SET TASK
Leave the pictures out and print every record below exactly as it stands.

PROVIDED RECORDS
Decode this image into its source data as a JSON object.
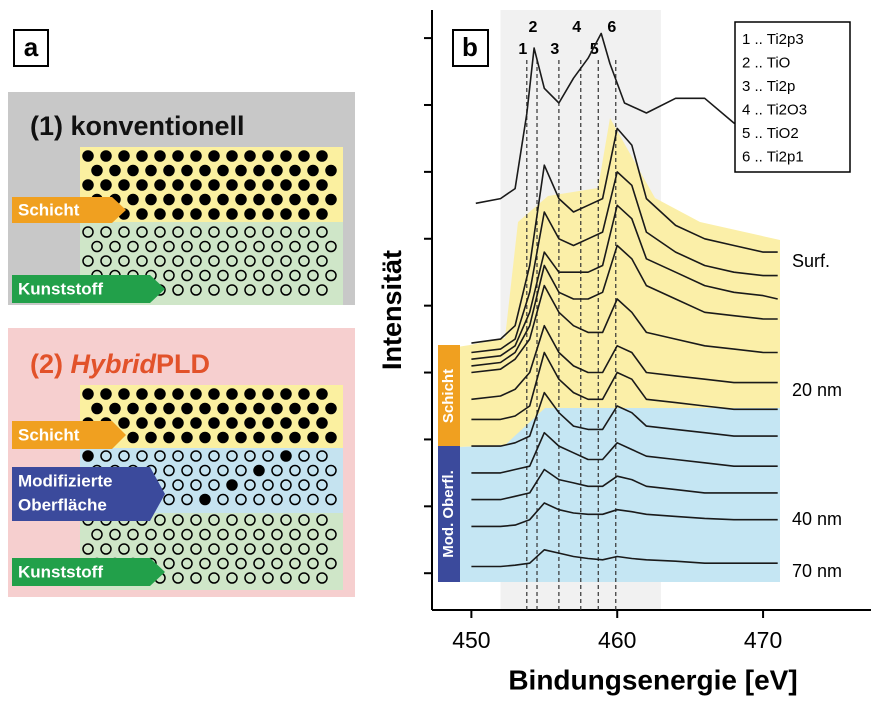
{
  "panel_a": {
    "label": "a",
    "conventional": {
      "number": "(1)",
      "title": "konventionell",
      "layer": "Schicht",
      "substrate": "Kunststoff"
    },
    "hybrid": {
      "number": "(2)",
      "title_italic": "Hybrid",
      "title_rest": "PLD",
      "layer": "Schicht",
      "modified_line1": "Modifizierte",
      "modified_line2": "Oberfläche",
      "substrate": "Kunststoff"
    }
  },
  "chart_data": {
    "type": "line",
    "panel_label": "b",
    "x_label": "Bindungsenergie [eV]",
    "y_label": "Intensität",
    "xlim": [
      447.3,
      477.4
    ],
    "xticks": [
      450,
      460,
      470
    ],
    "ylim": [
      0.45,
      9.42
    ],
    "yticks": [
      1,
      2,
      3,
      4,
      5,
      6,
      7,
      8,
      9
    ],
    "shaded_range": [
      452,
      463
    ],
    "reference_lines": [
      {
        "label": "1",
        "x": 453.8
      },
      {
        "label": "2",
        "x": 454.5
      },
      {
        "label": "3",
        "x": 456.0
      },
      {
        "label": "4",
        "x": 457.5
      },
      {
        "label": "5",
        "x": 458.7
      },
      {
        "label": "6",
        "x": 459.9
      }
    ],
    "legend": [
      "1 .. Ti2p3",
      "2 .. TiO",
      "3 .. Ti2p",
      "4 .. Ti2O3",
      "5 .. TiO2",
      "6 .. Ti2p1"
    ],
    "annotations": [
      "Surf.",
      "20 nm",
      "40 nm",
      "70 nm"
    ],
    "side_labels": [
      "Schicht",
      "Mod. Oberfl."
    ],
    "color": "#1a1a1a",
    "x": [
      450,
      452,
      453,
      454,
      455,
      456,
      457,
      458,
      459,
      460,
      461,
      462,
      464,
      466,
      468,
      470,
      471
    ],
    "series": [
      {
        "x": [
          450.3,
          452,
          453,
          453.8,
          454.3,
          455,
          456,
          457,
          458,
          458.9,
          459.5,
          460.5,
          462,
          464,
          466,
          468,
          470,
          472,
          475
        ],
        "values": [
          6.53,
          6.6,
          6.75,
          7.87,
          8.85,
          8.25,
          8.03,
          8.4,
          8.7,
          9.07,
          8.62,
          8.03,
          7.88,
          8.1,
          8.1,
          7.73,
          7.58,
          7.5,
          7.43
        ]
      },
      {
        "values": [
          4.44,
          4.5,
          4.7,
          5.6,
          7.1,
          6.6,
          6.4,
          6.5,
          6.6,
          7.65,
          7.4,
          6.6,
          6.2,
          6.0,
          5.9,
          5.8,
          5.8
        ]
      },
      {
        "values": [
          4.3,
          4.35,
          4.5,
          5.2,
          6.4,
          6.0,
          5.9,
          6.0,
          6.1,
          7.0,
          6.8,
          6.1,
          5.8,
          5.6,
          5.5,
          5.45,
          5.45
        ]
      },
      {
        "values": [
          4.2,
          4.25,
          4.4,
          4.9,
          5.8,
          5.5,
          5.5,
          5.5,
          5.6,
          6.5,
          6.3,
          5.7,
          5.5,
          5.3,
          5.2,
          5.15,
          5.1
        ]
      },
      {
        "values": [
          4.1,
          4.15,
          4.3,
          4.7,
          5.6,
          5.2,
          5.1,
          5.1,
          5.2,
          5.9,
          5.7,
          5.3,
          5.1,
          4.9,
          4.85,
          4.8,
          4.8
        ]
      },
      {
        "values": [
          4.0,
          4.05,
          4.2,
          4.5,
          5.3,
          4.9,
          4.7,
          4.6,
          4.6,
          5.1,
          4.9,
          4.6,
          4.5,
          4.4,
          4.35,
          4.3,
          4.3
        ]
      },
      {
        "values": [
          3.6,
          3.65,
          3.75,
          4.0,
          4.7,
          4.3,
          4.1,
          4.0,
          4.0,
          4.4,
          4.3,
          4.0,
          3.95,
          3.9,
          3.85,
          3.85,
          3.85
        ]
      },
      {
        "values": [
          3.3,
          3.3,
          3.35,
          3.5,
          4.3,
          3.9,
          3.7,
          3.6,
          3.6,
          4.0,
          3.9,
          3.6,
          3.55,
          3.5,
          3.45,
          3.45,
          3.45
        ]
      },
      {
        "values": [
          2.9,
          2.9,
          2.95,
          3.05,
          3.7,
          3.4,
          3.2,
          3.15,
          3.15,
          3.5,
          3.4,
          3.2,
          3.15,
          3.1,
          3.05,
          3.05,
          3.05
        ]
      },
      {
        "values": [
          2.5,
          2.5,
          2.55,
          2.6,
          3.1,
          2.9,
          2.8,
          2.7,
          2.7,
          2.95,
          2.85,
          2.75,
          2.7,
          2.65,
          2.6,
          2.6,
          2.6
        ]
      },
      {
        "values": [
          2.1,
          2.1,
          2.15,
          2.2,
          2.55,
          2.4,
          2.35,
          2.3,
          2.3,
          2.45,
          2.4,
          2.3,
          2.25,
          2.2,
          2.2,
          2.2,
          2.2
        ]
      },
      {
        "values": [
          1.7,
          1.7,
          1.72,
          1.8,
          2.05,
          1.95,
          1.9,
          1.88,
          1.88,
          1.95,
          1.92,
          1.88,
          1.85,
          1.82,
          1.8,
          1.8,
          1.8
        ]
      },
      {
        "values": [
          1.1,
          1.1,
          1.12,
          1.15,
          1.35,
          1.3,
          1.25,
          1.22,
          1.2,
          1.25,
          1.22,
          1.2,
          1.18,
          1.15,
          1.15,
          1.15,
          1.15
        ]
      }
    ]
  }
}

RESULT OF THIS TASK
Decode this image into its source data as a JSON object.
{
  "panel_a": {
    "label": "a",
    "conventional": {
      "number": "(1)",
      "title": "konventionell",
      "layer": "Schicht",
      "substrate": "Kunststoff"
    },
    "hybrid": {
      "number": "(2)",
      "title_italic": "Hybrid",
      "title_rest": "PLD",
      "layer": "Schicht",
      "modified_line1": "Modifizierte",
      "modified_line2": "Oberfläche",
      "substrate": "Kunststoff"
    }
  },
  "chart_data": {
    "type": "line",
    "panel_label": "b",
    "x_label": "Bindungsenergie [eV]",
    "y_label": "Intensität",
    "xlim": [
      447.3,
      477.4
    ],
    "xticks": [
      450,
      460,
      470
    ],
    "ylim": [
      0.45,
      9.42
    ],
    "yticks": [
      1,
      2,
      3,
      4,
      5,
      6,
      7,
      8,
      9
    ],
    "shaded_range": [
      452,
      463
    ],
    "reference_lines": [
      {
        "label": "1",
        "x": 453.8
      },
      {
        "label": "2",
        "x": 454.5
      },
      {
        "label": "3",
        "x": 456.0
      },
      {
        "label": "4",
        "x": 457.5
      },
      {
        "label": "5",
        "x": 458.7
      },
      {
        "label": "6",
        "x": 459.9
      }
    ],
    "legend": [
      "1 .. Ti2p3",
      "2 .. TiO",
      "3 .. Ti2p",
      "4 .. Ti2O3",
      "5 .. TiO2",
      "6 .. Ti2p1"
    ],
    "annotations": [
      "Surf.",
      "20 nm",
      "40 nm",
      "70 nm"
    ],
    "side_labels": [
      "Schicht",
      "Mod. Oberfl."
    ],
    "color": "#1a1a1a",
    "x": [
      450,
      452,
      453,
      454,
      455,
      456,
      457,
      458,
      459,
      460,
      461,
      462,
      464,
      466,
      468,
      470,
      471
    ],
    "series": [
      {
        "x": [
          450.3,
          452,
          453,
          453.8,
          454.3,
          455,
          456,
          457,
          458,
          458.9,
          459.5,
          460.5,
          462,
          464,
          466,
          468,
          470,
          472,
          475
        ],
        "values": [
          6.53,
          6.6,
          6.75,
          7.87,
          8.85,
          8.25,
          8.03,
          8.4,
          8.7,
          9.07,
          8.62,
          8.03,
          7.88,
          8.1,
          8.1,
          7.73,
          7.58,
          7.5,
          7.43
        ]
      },
      {
        "values": [
          4.44,
          4.5,
          4.7,
          5.6,
          7.1,
          6.6,
          6.4,
          6.5,
          6.6,
          7.65,
          7.4,
          6.6,
          6.2,
          6.0,
          5.9,
          5.8,
          5.8
        ]
      },
      {
        "values": [
          4.3,
          4.35,
          4.5,
          5.2,
          6.4,
          6.0,
          5.9,
          6.0,
          6.1,
          7.0,
          6.8,
          6.1,
          5.8,
          5.6,
          5.5,
          5.45,
          5.45
        ]
      },
      {
        "values": [
          4.2,
          4.25,
          4.4,
          4.9,
          5.8,
          5.5,
          5.5,
          5.5,
          5.6,
          6.5,
          6.3,
          5.7,
          5.5,
          5.3,
          5.2,
          5.15,
          5.1
        ]
      },
      {
        "values": [
          4.1,
          4.15,
          4.3,
          4.7,
          5.6,
          5.2,
          5.1,
          5.1,
          5.2,
          5.9,
          5.7,
          5.3,
          5.1,
          4.9,
          4.85,
          4.8,
          4.8
        ]
      },
      {
        "values": [
          4.0,
          4.05,
          4.2,
          4.5,
          5.3,
          4.9,
          4.7,
          4.6,
          4.6,
          5.1,
          4.9,
          4.6,
          4.5,
          4.4,
          4.35,
          4.3,
          4.3
        ]
      },
      {
        "values": [
          3.6,
          3.65,
          3.75,
          4.0,
          4.7,
          4.3,
          4.1,
          4.0,
          4.0,
          4.4,
          4.3,
          4.0,
          3.95,
          3.9,
          3.85,
          3.85,
          3.85
        ]
      },
      {
        "values": [
          3.3,
          3.3,
          3.35,
          3.5,
          4.3,
          3.9,
          3.7,
          3.6,
          3.6,
          4.0,
          3.9,
          3.6,
          3.55,
          3.5,
          3.45,
          3.45,
          3.45
        ]
      },
      {
        "values": [
          2.9,
          2.9,
          2.95,
          3.05,
          3.7,
          3.4,
          3.2,
          3.15,
          3.15,
          3.5,
          3.4,
          3.2,
          3.15,
          3.1,
          3.05,
          3.05,
          3.05
        ]
      },
      {
        "values": [
          2.5,
          2.5,
          2.55,
          2.6,
          3.1,
          2.9,
          2.8,
          2.7,
          2.7,
          2.95,
          2.85,
          2.75,
          2.7,
          2.65,
          2.6,
          2.6,
          2.6
        ]
      },
      {
        "values": [
          2.1,
          2.1,
          2.15,
          2.2,
          2.55,
          2.4,
          2.35,
          2.3,
          2.3,
          2.45,
          2.4,
          2.3,
          2.25,
          2.2,
          2.2,
          2.2,
          2.2
        ]
      },
      {
        "values": [
          1.7,
          1.7,
          1.72,
          1.8,
          2.05,
          1.95,
          1.9,
          1.88,
          1.88,
          1.95,
          1.92,
          1.88,
          1.85,
          1.82,
          1.8,
          1.8,
          1.8
        ]
      },
      {
        "values": [
          1.1,
          1.1,
          1.12,
          1.15,
          1.35,
          1.3,
          1.25,
          1.22,
          1.2,
          1.25,
          1.22,
          1.2,
          1.18,
          1.15,
          1.15,
          1.15,
          1.15
        ]
      }
    ]
  }
}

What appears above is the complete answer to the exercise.